▶ **Brief**: Return each line that holds the word "employment".

╭──

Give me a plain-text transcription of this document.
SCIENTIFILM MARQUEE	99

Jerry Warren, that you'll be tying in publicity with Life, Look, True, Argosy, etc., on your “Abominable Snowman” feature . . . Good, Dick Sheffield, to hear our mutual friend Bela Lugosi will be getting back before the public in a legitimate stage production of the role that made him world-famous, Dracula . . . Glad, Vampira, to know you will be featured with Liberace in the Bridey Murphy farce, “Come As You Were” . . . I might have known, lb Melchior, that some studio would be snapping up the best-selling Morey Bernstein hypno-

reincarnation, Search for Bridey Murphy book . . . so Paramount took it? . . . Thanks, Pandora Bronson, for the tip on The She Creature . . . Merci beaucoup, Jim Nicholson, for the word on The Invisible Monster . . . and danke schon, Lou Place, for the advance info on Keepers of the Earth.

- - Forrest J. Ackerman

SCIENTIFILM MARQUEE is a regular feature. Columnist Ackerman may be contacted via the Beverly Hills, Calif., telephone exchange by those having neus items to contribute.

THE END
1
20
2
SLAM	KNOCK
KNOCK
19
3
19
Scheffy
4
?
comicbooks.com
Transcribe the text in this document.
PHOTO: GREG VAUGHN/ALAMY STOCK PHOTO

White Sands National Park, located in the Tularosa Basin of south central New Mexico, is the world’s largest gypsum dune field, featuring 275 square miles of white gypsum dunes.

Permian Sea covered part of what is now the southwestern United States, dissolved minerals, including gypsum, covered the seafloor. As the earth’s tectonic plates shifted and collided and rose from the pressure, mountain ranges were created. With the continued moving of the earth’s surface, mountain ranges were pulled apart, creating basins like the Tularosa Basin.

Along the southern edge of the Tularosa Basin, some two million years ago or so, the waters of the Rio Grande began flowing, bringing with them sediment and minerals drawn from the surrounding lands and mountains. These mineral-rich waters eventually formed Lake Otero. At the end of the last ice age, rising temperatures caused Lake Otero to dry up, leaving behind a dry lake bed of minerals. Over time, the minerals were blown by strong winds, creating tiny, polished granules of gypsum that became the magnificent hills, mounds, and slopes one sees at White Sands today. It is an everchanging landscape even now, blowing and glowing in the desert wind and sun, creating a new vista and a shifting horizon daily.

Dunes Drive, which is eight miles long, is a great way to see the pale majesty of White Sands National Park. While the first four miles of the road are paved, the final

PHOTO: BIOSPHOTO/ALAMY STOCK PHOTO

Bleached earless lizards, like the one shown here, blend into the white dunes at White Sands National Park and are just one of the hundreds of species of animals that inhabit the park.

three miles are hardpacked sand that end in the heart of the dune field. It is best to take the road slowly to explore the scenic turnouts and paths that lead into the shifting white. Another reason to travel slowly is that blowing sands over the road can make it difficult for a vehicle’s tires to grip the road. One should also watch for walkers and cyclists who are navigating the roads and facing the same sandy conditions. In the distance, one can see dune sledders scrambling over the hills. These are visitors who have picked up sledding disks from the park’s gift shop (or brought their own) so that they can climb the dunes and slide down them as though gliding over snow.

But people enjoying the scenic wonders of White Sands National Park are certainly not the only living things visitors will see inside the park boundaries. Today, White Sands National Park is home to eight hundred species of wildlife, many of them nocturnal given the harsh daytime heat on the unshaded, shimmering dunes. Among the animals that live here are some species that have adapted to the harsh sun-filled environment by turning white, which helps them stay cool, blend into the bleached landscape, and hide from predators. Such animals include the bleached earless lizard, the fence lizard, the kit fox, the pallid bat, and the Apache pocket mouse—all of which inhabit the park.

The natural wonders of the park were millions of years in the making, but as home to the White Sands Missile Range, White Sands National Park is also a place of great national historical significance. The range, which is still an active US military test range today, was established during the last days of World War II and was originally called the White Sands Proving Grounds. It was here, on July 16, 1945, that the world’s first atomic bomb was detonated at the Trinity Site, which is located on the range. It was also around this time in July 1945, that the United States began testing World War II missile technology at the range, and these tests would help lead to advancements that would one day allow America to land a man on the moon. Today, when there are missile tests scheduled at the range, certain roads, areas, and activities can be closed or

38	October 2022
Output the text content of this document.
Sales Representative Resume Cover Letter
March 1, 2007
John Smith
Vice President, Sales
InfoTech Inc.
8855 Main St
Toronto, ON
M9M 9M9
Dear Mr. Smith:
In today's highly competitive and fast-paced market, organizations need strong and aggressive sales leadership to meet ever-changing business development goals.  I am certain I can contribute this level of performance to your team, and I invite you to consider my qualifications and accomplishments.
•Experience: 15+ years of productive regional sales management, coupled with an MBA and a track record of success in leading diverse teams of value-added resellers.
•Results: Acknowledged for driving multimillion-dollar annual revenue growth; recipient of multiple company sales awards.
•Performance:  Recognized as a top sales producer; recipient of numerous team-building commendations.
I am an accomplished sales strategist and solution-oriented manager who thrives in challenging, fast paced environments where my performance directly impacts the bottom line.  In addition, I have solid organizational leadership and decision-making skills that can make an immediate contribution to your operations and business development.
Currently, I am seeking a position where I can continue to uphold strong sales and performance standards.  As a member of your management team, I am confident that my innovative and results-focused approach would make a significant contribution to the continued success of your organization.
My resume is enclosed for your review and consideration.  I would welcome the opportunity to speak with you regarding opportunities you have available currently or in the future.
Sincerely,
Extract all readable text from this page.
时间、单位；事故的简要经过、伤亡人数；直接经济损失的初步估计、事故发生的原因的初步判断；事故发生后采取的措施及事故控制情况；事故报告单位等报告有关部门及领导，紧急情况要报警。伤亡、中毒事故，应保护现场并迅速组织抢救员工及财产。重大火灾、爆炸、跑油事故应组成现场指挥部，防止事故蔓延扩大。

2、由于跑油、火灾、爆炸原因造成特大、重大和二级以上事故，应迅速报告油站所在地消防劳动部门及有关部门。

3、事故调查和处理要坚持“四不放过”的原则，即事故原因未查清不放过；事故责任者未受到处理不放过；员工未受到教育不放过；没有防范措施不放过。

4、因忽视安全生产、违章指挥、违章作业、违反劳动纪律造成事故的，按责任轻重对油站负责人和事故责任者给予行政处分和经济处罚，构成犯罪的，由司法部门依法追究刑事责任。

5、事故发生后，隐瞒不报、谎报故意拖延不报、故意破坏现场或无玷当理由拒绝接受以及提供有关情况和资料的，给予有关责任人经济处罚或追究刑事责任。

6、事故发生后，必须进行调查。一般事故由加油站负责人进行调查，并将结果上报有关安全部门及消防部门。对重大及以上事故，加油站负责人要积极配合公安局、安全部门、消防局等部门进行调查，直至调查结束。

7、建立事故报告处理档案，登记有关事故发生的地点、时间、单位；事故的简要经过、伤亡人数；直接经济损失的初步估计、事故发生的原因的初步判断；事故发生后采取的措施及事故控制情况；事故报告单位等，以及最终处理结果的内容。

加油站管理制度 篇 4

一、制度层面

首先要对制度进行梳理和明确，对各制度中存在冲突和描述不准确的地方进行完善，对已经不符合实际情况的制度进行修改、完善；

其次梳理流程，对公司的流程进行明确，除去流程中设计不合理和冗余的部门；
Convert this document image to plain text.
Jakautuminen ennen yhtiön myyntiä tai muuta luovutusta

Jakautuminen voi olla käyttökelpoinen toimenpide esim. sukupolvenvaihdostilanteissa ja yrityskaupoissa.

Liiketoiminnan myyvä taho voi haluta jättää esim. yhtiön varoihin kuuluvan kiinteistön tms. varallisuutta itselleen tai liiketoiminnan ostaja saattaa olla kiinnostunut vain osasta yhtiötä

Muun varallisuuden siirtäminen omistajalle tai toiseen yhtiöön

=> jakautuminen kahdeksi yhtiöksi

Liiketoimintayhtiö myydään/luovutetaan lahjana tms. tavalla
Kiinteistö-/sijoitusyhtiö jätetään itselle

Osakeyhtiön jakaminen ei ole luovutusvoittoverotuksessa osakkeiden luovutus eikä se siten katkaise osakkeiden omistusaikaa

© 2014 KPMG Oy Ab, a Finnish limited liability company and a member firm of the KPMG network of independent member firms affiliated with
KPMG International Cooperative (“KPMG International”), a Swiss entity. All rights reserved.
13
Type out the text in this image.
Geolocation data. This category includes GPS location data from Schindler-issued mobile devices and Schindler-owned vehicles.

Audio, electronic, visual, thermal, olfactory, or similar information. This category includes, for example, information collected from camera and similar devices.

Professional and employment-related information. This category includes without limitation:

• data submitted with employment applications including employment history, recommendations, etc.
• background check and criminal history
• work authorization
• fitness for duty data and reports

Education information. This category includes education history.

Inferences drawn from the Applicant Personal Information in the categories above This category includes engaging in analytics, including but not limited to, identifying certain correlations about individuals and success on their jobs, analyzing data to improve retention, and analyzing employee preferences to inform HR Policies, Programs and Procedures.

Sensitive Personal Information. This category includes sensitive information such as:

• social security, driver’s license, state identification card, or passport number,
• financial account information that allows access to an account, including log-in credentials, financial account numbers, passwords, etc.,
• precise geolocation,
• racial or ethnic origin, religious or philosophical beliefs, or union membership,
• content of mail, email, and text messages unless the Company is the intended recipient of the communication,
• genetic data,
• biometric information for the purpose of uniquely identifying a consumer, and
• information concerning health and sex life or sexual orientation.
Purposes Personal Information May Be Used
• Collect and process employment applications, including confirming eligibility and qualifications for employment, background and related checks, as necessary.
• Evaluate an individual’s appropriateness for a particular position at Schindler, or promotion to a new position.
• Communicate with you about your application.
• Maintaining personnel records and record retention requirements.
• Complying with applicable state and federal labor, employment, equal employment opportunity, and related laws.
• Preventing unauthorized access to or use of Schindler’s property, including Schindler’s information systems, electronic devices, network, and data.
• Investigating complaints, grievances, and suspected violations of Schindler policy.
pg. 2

╰──

▶ **Problem solution**:
Professional and employment-related information. This category includes without limitation:
• data submitted with employment applications including employment history, recommendations, etc.
• Collect and process employment applications, including confirming eligibility and qualifications for employment, background and related checks, as necessary.
• Complying with applicable state and federal labor, employment, equal employment opportunity, and related laws.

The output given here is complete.